**SET EXERCISE 1:**
According to the article about Hawthorn forward Paul Puopolo, which club did he come from when he was recruited in 2010?
**SET EXERCISE 2:**
Write the next part of the article about Paul Puopolo, continuing after its final sentence.

**PROVIDED PASSAGE:**
PAUL Puopolo knows from experience that tenacious small forwards rarely command the public spotlight – especially in premiership teams chock-full of stars.
But as one of the AFL's pressure kings, his grunt work never goes unnoticed inside the four walls at Hawthorn.
Puopolo led the competition for forward-half pressure acts last season and laid the most tackles in that part of the ground, according to Champion Data.
And it's those types of statistics, not the limelight, that the 27-year-old has prided himself on since he arrived at Waverley from Norwood as a mature-age recruit in 2010.
"That repeat chasing and making a team stuff-up and miss a handball is something that most people don't think about if they see it in the vision," Puopolo told AFL.com.au.
"My goal in a game is to make people do stuff like that. If I can do that, that's when I rate myself highly - not for kicking five goals or having 30 touches.
"That ambition to tackle people and create opportunities for others is why 'Clarko' and the coaching staff are pretty impressed with me and keep me in the side."
After carving out a role as a defensive small forward, Puopolo has missed only seven games since he made his debut in round seven, 2011.
And through Hawthorn's well-documented injury woes last season, he was one of only four Hawks – along with Shaun Burgoyne, Luke Breust and Grant Birchall – who played every match.

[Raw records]

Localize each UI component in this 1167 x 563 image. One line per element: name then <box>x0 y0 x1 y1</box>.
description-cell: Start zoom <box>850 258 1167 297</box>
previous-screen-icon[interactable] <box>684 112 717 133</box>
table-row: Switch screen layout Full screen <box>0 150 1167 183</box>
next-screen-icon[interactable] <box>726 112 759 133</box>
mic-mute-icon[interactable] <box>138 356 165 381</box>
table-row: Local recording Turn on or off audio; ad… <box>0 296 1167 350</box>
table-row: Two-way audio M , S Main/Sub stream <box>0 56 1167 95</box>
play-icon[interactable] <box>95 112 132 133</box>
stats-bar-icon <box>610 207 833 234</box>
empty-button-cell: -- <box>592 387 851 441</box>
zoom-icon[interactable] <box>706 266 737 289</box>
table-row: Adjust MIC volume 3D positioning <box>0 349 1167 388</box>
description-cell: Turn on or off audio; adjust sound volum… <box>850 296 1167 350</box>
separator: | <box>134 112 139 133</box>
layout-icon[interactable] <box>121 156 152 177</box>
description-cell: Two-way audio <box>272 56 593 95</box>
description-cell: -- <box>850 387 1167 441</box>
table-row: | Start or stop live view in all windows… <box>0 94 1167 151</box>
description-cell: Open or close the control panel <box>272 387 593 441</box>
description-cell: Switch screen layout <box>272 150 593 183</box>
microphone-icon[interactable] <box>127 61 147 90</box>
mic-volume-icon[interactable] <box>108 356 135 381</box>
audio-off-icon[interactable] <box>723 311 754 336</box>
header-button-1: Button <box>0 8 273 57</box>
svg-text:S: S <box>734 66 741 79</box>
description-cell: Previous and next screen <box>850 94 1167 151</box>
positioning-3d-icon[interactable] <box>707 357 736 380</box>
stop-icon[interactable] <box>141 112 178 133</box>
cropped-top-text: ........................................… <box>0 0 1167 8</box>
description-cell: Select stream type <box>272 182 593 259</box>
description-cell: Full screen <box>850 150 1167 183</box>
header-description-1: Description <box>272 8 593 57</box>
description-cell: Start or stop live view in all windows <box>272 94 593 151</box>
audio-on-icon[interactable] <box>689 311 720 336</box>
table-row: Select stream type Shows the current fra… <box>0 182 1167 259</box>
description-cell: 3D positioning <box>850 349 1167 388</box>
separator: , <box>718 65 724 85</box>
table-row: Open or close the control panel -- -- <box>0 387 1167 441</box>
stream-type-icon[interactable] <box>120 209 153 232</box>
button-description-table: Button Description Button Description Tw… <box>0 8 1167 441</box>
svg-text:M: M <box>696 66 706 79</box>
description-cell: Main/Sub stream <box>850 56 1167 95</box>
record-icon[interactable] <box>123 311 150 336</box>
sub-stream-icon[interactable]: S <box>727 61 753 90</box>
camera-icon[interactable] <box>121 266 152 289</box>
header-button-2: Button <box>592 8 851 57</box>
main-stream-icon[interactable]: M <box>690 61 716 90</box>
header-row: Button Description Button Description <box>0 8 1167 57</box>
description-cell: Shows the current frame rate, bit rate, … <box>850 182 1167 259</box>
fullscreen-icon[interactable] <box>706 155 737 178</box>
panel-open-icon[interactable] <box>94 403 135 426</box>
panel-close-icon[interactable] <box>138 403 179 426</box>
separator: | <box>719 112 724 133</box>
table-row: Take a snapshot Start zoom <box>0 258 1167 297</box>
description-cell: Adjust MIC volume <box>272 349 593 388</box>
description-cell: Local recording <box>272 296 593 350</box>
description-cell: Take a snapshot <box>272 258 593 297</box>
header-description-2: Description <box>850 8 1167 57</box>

**RIGHT ANSWER 1:**
Norwood.

**RIGHT ANSWER 2:**
The 173cm dynamo booted 22 goals in the remarkable back-to-back premiership campaign, but he didn't finish top-10 at the club in other 'headline' stats such as disposals, clearances or inside 50s.
Instead he was among the standouts for total tackles (2nd), free-kicks won (2nd) and goal assists (5th), with his value to the side recognised with his first top-10 placing (9th) in the Peter Crimmins Medal.
It was just reward for a player who has given his all for the team since he was taken with the 66th pick in the 2010 NAB AFL Draft.
"The people who are getting picked up late have probably missed the opportunity a couple of times. That's what drove me," Puopolo said.
"The guys that really want to get drafted and are highly motivated end up succeeding."
Puopolo has never lacked for determination. He hates being beaten and it "really bugs" him if even one tackle slips out of his grasp.
Those traits stem from his family, particularly his parents.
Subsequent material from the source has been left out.